*TASK TO CARRY OUT*
In the listing below, how many lines contain the word "della"? Please respond with the number only.

*EXTRACTED ENTRIES*
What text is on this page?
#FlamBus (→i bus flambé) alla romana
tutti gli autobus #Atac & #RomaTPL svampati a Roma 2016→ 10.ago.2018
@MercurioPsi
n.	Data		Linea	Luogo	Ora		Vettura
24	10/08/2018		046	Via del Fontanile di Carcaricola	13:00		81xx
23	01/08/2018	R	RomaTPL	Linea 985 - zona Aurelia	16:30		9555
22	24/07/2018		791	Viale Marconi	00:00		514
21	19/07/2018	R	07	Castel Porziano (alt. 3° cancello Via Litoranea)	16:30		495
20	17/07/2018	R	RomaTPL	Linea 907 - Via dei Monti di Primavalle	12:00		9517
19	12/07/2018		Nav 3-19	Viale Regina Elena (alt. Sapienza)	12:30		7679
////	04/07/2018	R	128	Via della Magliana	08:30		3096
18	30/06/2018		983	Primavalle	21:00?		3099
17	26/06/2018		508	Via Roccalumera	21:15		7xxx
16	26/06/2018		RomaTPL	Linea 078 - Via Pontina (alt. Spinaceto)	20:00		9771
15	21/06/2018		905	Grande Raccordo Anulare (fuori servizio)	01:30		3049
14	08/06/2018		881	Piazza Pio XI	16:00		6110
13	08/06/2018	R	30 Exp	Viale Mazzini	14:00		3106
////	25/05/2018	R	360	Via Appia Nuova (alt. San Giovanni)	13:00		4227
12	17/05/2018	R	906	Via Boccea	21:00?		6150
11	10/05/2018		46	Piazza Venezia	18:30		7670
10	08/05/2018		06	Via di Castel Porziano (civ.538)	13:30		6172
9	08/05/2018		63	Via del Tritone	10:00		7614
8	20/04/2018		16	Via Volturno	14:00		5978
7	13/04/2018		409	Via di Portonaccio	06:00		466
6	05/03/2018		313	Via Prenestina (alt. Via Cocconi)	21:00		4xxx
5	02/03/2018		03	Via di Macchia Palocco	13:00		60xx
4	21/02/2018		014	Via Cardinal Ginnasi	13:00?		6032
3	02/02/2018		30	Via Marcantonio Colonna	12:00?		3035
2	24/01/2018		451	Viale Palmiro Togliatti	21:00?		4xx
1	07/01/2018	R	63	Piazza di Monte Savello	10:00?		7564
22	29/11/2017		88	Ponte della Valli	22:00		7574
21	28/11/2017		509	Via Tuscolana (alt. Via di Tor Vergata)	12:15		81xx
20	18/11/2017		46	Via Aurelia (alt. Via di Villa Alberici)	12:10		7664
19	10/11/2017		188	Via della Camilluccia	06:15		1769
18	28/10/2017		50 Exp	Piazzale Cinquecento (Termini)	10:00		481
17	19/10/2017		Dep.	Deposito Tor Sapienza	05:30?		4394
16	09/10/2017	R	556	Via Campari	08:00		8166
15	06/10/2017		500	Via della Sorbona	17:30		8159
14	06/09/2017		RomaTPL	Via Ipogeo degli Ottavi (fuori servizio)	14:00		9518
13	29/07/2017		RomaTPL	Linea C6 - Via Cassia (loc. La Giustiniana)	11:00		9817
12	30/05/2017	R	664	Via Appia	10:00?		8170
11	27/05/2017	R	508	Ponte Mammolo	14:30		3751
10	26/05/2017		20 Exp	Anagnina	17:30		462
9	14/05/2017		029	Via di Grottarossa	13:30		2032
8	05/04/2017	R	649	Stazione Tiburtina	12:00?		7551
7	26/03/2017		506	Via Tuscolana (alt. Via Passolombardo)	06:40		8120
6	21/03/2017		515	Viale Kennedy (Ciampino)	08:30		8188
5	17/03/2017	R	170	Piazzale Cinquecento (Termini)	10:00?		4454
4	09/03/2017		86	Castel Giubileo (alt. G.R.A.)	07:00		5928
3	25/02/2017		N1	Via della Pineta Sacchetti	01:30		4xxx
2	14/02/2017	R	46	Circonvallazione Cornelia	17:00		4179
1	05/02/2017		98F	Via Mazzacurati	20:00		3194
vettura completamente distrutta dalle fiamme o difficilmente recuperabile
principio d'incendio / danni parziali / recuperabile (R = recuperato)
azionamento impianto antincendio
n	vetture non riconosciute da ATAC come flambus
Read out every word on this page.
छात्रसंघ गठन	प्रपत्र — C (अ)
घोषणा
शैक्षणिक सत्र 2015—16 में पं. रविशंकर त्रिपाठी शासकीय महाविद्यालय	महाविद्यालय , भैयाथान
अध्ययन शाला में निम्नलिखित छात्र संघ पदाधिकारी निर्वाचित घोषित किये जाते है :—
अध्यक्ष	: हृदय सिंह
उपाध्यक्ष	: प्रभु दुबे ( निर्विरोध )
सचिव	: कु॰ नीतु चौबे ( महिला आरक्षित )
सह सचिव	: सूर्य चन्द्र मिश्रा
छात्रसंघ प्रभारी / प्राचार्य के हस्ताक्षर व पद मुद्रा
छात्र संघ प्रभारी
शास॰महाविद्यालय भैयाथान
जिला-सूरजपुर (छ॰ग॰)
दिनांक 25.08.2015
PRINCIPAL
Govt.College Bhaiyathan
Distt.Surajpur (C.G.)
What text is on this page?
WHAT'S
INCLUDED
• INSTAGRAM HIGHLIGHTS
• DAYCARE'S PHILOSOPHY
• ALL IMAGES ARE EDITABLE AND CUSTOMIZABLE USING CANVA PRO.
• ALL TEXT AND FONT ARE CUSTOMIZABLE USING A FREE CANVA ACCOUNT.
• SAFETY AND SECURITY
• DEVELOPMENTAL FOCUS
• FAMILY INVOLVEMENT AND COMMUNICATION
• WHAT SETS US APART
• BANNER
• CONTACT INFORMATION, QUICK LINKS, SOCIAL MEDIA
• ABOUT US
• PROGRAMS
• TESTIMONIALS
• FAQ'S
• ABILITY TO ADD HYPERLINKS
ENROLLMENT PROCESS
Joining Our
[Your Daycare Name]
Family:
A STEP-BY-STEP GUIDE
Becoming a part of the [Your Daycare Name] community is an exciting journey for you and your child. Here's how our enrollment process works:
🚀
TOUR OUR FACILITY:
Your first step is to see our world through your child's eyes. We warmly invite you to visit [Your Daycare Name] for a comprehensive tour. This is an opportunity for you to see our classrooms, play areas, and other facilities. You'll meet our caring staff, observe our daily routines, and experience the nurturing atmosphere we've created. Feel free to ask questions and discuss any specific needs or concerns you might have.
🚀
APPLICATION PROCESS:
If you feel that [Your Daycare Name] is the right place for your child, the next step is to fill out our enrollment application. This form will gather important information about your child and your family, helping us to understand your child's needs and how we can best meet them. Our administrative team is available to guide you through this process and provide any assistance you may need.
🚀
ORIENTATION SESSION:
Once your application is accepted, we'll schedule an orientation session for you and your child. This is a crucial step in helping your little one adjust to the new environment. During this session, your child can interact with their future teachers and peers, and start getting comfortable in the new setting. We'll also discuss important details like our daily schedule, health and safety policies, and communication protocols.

*RESULT OF THE TASK*
5